-- Start of DATA RECORDS --
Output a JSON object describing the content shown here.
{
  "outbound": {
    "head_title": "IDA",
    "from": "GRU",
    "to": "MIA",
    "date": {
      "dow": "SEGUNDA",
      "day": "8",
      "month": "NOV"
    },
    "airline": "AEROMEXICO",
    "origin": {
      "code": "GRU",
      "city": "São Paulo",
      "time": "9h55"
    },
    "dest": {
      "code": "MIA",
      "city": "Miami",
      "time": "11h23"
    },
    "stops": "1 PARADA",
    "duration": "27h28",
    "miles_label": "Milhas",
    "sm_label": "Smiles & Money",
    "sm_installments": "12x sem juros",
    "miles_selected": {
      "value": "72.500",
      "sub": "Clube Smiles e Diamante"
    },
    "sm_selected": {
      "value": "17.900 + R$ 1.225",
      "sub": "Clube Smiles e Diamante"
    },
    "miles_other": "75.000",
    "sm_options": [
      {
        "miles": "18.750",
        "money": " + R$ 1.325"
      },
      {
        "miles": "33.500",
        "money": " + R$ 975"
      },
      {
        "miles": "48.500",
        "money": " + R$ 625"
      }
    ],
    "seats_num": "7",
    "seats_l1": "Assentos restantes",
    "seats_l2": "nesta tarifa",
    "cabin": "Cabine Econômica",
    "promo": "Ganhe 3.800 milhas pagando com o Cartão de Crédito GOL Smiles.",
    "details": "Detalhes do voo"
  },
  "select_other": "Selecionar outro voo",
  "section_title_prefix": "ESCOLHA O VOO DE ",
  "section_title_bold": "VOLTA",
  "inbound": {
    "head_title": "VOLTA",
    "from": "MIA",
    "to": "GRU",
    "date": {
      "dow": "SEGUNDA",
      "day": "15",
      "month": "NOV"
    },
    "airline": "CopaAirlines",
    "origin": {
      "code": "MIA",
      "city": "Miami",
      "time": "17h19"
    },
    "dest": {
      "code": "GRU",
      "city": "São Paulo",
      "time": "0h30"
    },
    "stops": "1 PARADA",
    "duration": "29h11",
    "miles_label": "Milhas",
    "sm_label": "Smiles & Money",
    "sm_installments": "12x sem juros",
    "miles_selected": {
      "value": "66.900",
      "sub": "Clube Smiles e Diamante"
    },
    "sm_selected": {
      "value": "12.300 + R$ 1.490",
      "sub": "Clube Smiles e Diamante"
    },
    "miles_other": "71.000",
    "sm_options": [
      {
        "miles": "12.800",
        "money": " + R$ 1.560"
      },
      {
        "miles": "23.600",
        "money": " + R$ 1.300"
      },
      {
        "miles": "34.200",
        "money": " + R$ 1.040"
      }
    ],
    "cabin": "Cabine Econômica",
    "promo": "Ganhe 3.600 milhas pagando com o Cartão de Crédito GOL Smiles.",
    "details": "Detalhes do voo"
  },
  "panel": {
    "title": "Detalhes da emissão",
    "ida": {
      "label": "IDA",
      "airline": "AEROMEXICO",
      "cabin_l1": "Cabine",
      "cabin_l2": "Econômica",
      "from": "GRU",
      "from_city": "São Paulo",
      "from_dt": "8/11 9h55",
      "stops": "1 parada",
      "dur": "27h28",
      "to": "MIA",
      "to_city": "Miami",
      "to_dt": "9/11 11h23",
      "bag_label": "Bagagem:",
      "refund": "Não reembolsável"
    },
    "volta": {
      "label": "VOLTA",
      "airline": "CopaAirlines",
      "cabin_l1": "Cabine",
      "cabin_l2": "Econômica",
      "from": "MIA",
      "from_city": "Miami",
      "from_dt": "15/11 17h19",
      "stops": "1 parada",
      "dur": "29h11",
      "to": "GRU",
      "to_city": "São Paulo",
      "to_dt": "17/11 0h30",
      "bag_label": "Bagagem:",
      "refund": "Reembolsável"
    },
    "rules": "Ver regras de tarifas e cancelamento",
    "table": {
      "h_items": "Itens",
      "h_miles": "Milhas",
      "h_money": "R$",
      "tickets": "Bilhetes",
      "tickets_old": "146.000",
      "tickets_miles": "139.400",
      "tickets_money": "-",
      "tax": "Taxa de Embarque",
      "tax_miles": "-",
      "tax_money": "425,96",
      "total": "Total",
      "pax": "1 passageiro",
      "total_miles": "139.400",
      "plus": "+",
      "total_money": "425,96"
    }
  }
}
-- End of DATA RECORDS --
▸ **AIM OF THE EXERCISE**: Return the whole listing exactly.

▸ **SOLUTION**:
Output a JSON object describing the content shown here.
{
  "outbound": {
    "head_title": "IDA",
    "from": "GRU",
    "to": "MIA",
    "date": {
      "dow": "SEGUNDA",
      "day": "8",
      "month": "NOV"
    },
    "airline": "AEROMEXICO",
    "origin": {
      "code": "GRU",
      "city": "São Paulo",
      "time": "9h55"
    },
    "dest": {
      "code": "MIA",
      "city": "Miami",
      "time": "11h23"
    },
    "stops": "1 PARADA",
    "duration": "27h28",
    "miles_label": "Milhas",
    "sm_label": "Smiles & Money",
    "sm_installments": "12x sem juros",
    "miles_selected": {
      "value": "72.500",
      "sub": "Clube Smiles e Diamante"
    },
    "sm_selected": {
      "value": "17.900 + R$ 1.225",
      "sub": "Clube Smiles e Diamante"
    },
    "miles_other": "75.000",
    "sm_options": [
      {
        "miles": "18.750",
        "money": " + R$ 1.325"
      },
      {
        "miles": "33.500",
        "money": " + R$ 975"
      },
      {
        "miles": "48.500",
        "money": " + R$ 625"
      }
    ],
    "seats_num": "7",
    "seats_l1": "Assentos restantes",
    "seats_l2": "nesta tarifa",
    "cabin": "Cabine Econômica",
    "promo": "Ganhe 3.800 milhas pagando com o Cartão de Crédito GOL Smiles.",
    "details": "Detalhes do voo"
  },
  "select_other": "Selecionar outro voo",
  "section_title_prefix": "ESCOLHA O VOO DE ",
  "section_title_bold": "VOLTA",
  "inbound": {
    "head_title": "VOLTA",
    "from": "MIA",
    "to": "GRU",
    "date": {
      "dow": "SEGUNDA",
      "day": "15",
      "month": "NOV"
    },
    "airline": "CopaAirlines",
    "origin": {
      "code": "MIA",
      "city": "Miami",
      "time": "17h19"
    },
    "dest": {
      "code": "GRU",
      "city": "São Paulo",
      "time": "0h30"
    },
    "stops": "1 PARADA",
    "duration": "29h11",
    "miles_label": "Milhas",
    "sm_label": "Smiles & Money",
    "sm_installments": "12x sem juros",
    "miles_selected": {
      "value": "66.900",
      "sub": "Clube Smiles e Diamante"
    },
    "sm_selected": {
      "value": "12.300 + R$ 1.490",
      "sub": "Clube Smiles e Diamante"
    },
    "miles_other": "71.000",
    "sm_options": [
      {
        "miles": "12.800",
        "money": " + R$ 1.560"
      },
      {
        "miles": "23.600",
        "money": " + R$ 1.300"
      },
      {
        "miles": "34.200",
        "money": " + R$ 1.040"
      }
    ],
    "cabin": "Cabine Econômica",
    "promo": "Ganhe 3.600 milhas pagando com o Cartão de Crédito GOL Smiles.",
    "details": "Detalhes do voo"
  },
  "panel": {
    "title": "Detalhes da emissão",
    "ida": {
      "label": "IDA",
      "airline": "AEROMEXICO",
      "cabin_l1": "Cabine",
      "cabin_l2": "Econômica",
      "from": "GRU",
      "from_city": "São Paulo",
      "from_dt": "8/11 9h55",
      "stops": "1 parada",
      "dur": "27h28",
      "to": "MIA",
      "to_city": "Miami",
      "to_dt": "9/11 11h23",
      "bag_label": "Bagagem:",
      "refund": "Não reembolsável"
    },
    "volta": {
      "label": "VOLTA",
      "airline": "CopaAirlines",
      "cabin_l1": "Cabine",
      "cabin_l2": "Econômica",
      "from": "MIA",
      "from_city": "Miami",
      "from_dt": "15/11 17h19",
      "stops": "1 parada",
      "dur": "29h11",
      "to": "GRU",
      "to_city": "São Paulo",
      "to_dt": "17/11 0h30",
      "bag_label": "Bagagem:",
      "refund": "Reembolsável"
    },
    "rules": "Ver regras de tarifas e cancelamento",
    "table": {
      "h_items": "Itens",
      "h_miles": "Milhas",
      "h_money": "R$",
      "tickets": "Bilhetes",
      "tickets_old": "146.000",
      "tickets_miles": "139.400",
      "tickets_money": "-",
      "tax": "Taxa de Embarque",
      "tax_miles": "-",
      "tax_money": "425,96",
      "total": "Total",
      "pax": "1 passageiro",
      "total_miles": "139.400",
      "plus": "+",
      "total_money": "425,96"
    }
  }
}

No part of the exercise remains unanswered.